[Input data start]
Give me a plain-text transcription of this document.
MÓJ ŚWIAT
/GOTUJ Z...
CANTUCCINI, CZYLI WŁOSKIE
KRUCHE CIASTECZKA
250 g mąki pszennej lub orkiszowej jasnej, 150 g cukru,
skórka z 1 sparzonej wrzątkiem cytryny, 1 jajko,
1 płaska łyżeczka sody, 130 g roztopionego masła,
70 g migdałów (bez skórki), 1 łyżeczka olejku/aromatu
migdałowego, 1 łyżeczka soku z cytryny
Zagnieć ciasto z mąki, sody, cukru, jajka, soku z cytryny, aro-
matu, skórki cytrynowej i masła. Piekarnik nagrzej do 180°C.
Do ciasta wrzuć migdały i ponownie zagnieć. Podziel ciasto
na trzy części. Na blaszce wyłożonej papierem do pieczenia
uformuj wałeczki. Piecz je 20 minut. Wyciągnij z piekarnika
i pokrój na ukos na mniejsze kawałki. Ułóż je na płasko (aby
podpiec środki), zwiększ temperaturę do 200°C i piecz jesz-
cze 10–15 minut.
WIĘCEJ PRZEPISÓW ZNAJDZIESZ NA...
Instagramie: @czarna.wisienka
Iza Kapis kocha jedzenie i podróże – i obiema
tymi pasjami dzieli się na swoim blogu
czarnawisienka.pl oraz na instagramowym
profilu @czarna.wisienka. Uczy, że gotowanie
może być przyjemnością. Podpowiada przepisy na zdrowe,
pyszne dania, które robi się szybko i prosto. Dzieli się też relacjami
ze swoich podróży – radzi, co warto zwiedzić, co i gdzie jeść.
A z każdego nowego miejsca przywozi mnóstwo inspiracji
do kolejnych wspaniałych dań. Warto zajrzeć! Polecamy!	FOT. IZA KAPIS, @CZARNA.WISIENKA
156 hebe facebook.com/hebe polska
[Input data end]
> Required task
Look through the material above. Copy each line where the word "ciasto" appears.

> Written solution
Zagnieć ciasto z mąki, sody, cukru, jajka, soku z cytryny, aro-
Do ciasta wrzuć migdały i ponownie zagnieć. Podziel ciasto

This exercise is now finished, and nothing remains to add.